■ EXERCISE: Find every line below that contains the word "Name" and copy it out.

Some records
□ □ □
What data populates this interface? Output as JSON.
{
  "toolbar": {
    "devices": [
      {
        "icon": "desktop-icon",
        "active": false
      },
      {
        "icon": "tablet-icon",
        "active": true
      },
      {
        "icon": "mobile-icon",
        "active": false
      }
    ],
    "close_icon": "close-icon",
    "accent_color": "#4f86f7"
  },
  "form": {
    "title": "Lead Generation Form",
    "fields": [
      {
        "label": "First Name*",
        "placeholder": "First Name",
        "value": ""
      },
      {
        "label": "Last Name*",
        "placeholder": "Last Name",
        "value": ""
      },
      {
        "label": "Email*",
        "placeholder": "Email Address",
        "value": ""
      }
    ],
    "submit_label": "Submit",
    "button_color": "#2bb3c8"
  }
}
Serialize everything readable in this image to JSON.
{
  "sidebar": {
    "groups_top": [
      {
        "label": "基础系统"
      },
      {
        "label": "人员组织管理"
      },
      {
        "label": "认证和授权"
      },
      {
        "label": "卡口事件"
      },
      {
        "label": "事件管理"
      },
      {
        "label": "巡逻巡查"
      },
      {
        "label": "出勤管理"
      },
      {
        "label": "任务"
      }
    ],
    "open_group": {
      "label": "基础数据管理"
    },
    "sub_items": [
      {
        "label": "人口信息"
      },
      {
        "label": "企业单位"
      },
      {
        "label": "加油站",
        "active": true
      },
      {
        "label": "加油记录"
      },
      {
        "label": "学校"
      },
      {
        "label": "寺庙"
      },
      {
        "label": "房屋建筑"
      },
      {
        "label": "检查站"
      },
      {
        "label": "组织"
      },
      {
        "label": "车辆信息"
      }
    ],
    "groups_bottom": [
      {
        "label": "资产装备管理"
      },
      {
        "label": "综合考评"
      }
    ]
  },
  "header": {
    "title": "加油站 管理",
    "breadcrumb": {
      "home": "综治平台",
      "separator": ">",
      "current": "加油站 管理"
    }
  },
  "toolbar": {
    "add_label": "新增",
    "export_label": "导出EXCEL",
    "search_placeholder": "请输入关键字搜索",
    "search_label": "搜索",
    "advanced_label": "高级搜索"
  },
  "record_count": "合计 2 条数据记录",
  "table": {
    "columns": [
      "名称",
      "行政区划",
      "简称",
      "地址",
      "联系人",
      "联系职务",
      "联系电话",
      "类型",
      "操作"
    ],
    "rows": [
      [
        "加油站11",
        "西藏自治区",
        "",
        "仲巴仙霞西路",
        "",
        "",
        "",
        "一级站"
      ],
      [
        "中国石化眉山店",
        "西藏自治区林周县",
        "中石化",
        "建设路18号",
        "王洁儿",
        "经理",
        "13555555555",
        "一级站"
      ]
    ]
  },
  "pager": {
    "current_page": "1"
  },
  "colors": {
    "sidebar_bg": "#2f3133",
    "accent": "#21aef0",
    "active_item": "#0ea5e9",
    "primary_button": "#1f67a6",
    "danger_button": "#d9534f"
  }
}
□ □ □
■ FULL ANSWER:
        "label": "First Name*",
        "placeholder": "First Name",
        "label": "Last Name*",
        "placeholder": "Last Name",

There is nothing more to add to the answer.